═══ SUPPLIED ENTRIES
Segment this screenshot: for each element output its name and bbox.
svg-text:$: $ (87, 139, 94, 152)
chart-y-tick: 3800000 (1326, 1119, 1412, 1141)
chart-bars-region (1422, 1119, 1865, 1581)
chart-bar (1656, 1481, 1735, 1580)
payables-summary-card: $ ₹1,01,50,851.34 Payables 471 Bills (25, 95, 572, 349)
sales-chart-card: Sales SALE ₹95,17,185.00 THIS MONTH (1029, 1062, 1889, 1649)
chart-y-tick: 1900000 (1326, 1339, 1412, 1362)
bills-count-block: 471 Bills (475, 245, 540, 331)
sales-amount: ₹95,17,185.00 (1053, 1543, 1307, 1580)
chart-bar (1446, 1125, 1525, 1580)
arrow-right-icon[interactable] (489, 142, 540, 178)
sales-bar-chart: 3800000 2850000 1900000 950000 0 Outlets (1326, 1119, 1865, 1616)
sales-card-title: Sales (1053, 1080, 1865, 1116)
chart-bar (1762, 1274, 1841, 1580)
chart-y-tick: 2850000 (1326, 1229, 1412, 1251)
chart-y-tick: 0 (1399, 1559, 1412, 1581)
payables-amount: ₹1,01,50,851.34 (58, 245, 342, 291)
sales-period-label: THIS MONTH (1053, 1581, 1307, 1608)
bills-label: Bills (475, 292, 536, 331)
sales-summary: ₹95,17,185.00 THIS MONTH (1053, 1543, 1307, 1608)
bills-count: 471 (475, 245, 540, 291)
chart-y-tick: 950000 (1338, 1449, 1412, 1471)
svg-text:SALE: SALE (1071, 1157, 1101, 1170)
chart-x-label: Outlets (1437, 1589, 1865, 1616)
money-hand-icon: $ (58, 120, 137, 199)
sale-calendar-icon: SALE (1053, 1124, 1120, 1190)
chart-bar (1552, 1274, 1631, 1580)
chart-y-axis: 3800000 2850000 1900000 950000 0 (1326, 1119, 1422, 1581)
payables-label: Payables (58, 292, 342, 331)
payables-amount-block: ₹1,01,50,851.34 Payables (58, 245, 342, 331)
══════
◆ **WRITTEN PROBLEM**
Quote every row above verbatim, keeping each line's wording, numbers, and order unchanged.

◆ **WRITTEN REPLY**
Segment this screenshot: for each element output its name and bbox.
svg-text:$: $ (87, 139, 94, 152)
chart-y-tick: 3800000 (1326, 1119, 1412, 1141)
chart-bars-region (1422, 1119, 1865, 1581)
chart-bar (1656, 1481, 1735, 1580)
payables-summary-card: $ ₹1,01,50,851.34 Payables 471 Bills (25, 95, 572, 349)
sales-chart-card: Sales SALE ₹95,17,185.00 THIS MONTH (1029, 1062, 1889, 1649)
chart-y-tick: 1900000 (1326, 1339, 1412, 1362)
bills-count-block: 471 Bills (475, 245, 540, 331)
sales-amount: ₹95,17,185.00 (1053, 1543, 1307, 1580)
chart-bar (1446, 1125, 1525, 1580)
arrow-right-icon[interactable] (489, 142, 540, 178)
sales-bar-chart: 3800000 2850000 1900000 950000 0 Outlets (1326, 1119, 1865, 1616)
sales-card-title: Sales (1053, 1080, 1865, 1116)
chart-bar (1762, 1274, 1841, 1580)
chart-y-tick: 2850000 (1326, 1229, 1412, 1251)
chart-y-tick: 0 (1399, 1559, 1412, 1581)
payables-amount: ₹1,01,50,851.34 (58, 245, 342, 291)
sales-period-label: THIS MONTH (1053, 1581, 1307, 1608)
bills-label: Bills (475, 292, 536, 331)
sales-summary: ₹95,17,185.00 THIS MONTH (1053, 1543, 1307, 1608)
bills-count: 471 (475, 245, 540, 291)
chart-y-tick: 950000 (1338, 1449, 1412, 1471)
svg-text:SALE: SALE (1071, 1157, 1101, 1170)
chart-x-label: Outlets (1437, 1589, 1865, 1616)
money-hand-icon: $ (58, 120, 137, 199)
sale-calendar-icon: SALE (1053, 1124, 1120, 1190)
chart-bar (1552, 1274, 1631, 1580)
chart-y-axis: 3800000 2850000 1900000 950000 0 (1326, 1119, 1422, 1581)
payables-label: Payables (58, 292, 342, 331)
payables-amount-block: ₹1,01,50,851.34 Payables (58, 245, 342, 331)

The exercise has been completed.